» WHAT IS BEING ASKED:
The entries below contain pictures. Retype everything except those pictures, exactly as given.

Collected data
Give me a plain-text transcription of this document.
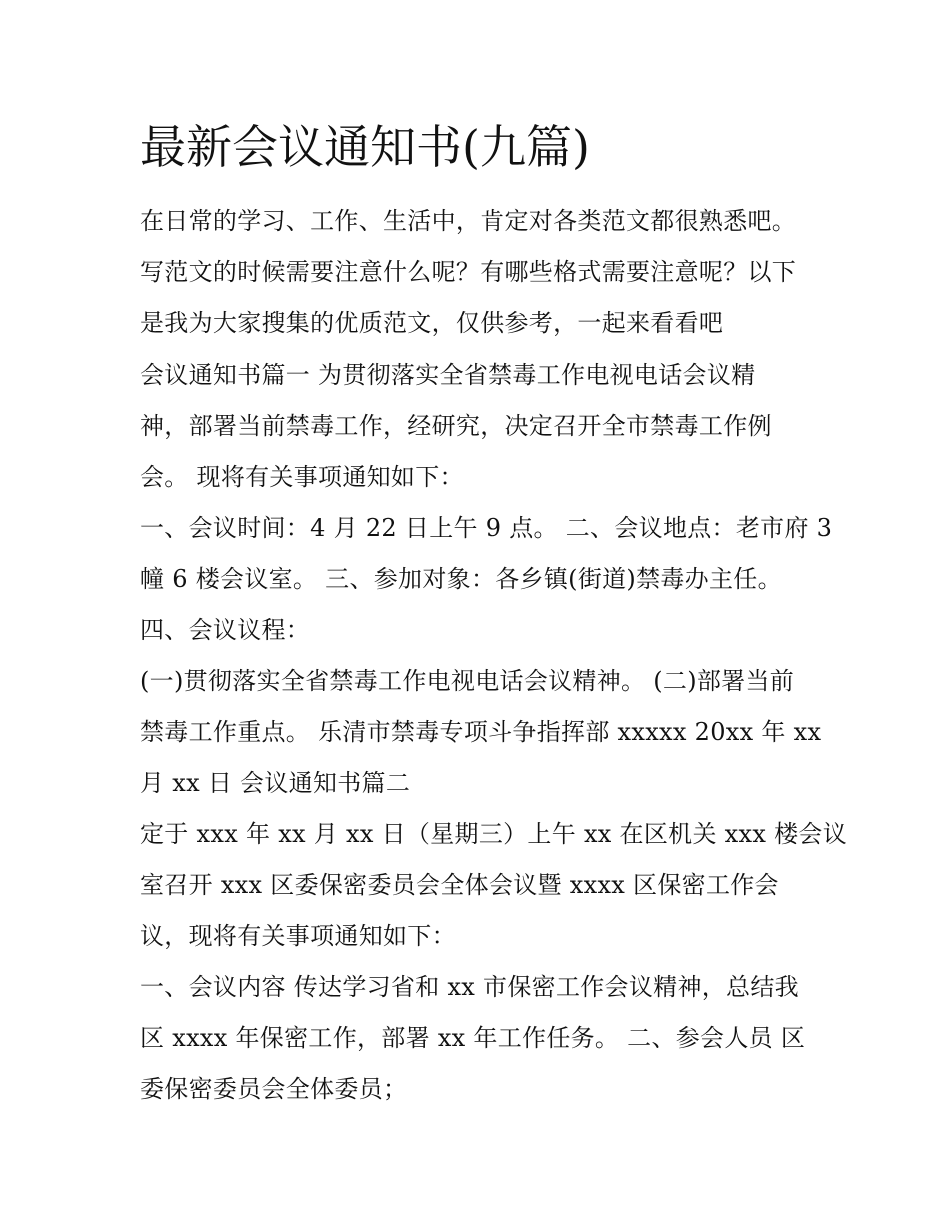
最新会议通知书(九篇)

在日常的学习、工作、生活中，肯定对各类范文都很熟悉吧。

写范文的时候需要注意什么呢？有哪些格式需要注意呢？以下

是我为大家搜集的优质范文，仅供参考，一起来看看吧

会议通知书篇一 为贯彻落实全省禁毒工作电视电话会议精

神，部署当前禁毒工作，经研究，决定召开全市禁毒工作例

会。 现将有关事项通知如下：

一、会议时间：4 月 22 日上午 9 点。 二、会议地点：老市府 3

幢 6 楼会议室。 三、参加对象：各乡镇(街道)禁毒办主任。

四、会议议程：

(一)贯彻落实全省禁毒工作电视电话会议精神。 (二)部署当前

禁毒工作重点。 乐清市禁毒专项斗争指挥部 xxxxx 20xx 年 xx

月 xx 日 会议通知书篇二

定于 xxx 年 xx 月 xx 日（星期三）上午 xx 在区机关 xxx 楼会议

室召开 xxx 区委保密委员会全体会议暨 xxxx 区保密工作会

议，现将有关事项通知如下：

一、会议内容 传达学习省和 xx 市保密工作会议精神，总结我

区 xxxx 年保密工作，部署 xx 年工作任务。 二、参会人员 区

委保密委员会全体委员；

» COMPLETE RESPONSE:
Give me a plain-text transcription of this document.
最新会议通知书(九篇)

在日常的学习、工作、生活中，肯定对各类范文都很熟悉吧。

写范文的时候需要注意什么呢？有哪些格式需要注意呢？以下

是我为大家搜集的优质范文，仅供参考，一起来看看吧

会议通知书篇一 为贯彻落实全省禁毒工作电视电话会议精

神，部署当前禁毒工作，经研究，决定召开全市禁毒工作例

会。 现将有关事项通知如下：

一、会议时间：4 月 22 日上午 9 点。 二、会议地点：老市府 3

幢 6 楼会议室。 三、参加对象：各乡镇(街道)禁毒办主任。

四、会议议程：

(一)贯彻落实全省禁毒工作电视电话会议精神。 (二)部署当前

禁毒工作重点。 乐清市禁毒专项斗争指挥部 xxxxx 20xx 年 xx

月 xx 日 会议通知书篇二

定于 xxx 年 xx 月 xx 日（星期三）上午 xx 在区机关 xxx 楼会议

室召开 xxx 区委保密委员会全体会议暨 xxxx 区保密工作会

议，现将有关事项通知如下：

一、会议内容 传达学习省和 xx 市保密工作会议精神，总结我

区 xxxx 年保密工作，部署 xx 年工作任务。 二、参会人员 区

委保密委员会全体委员；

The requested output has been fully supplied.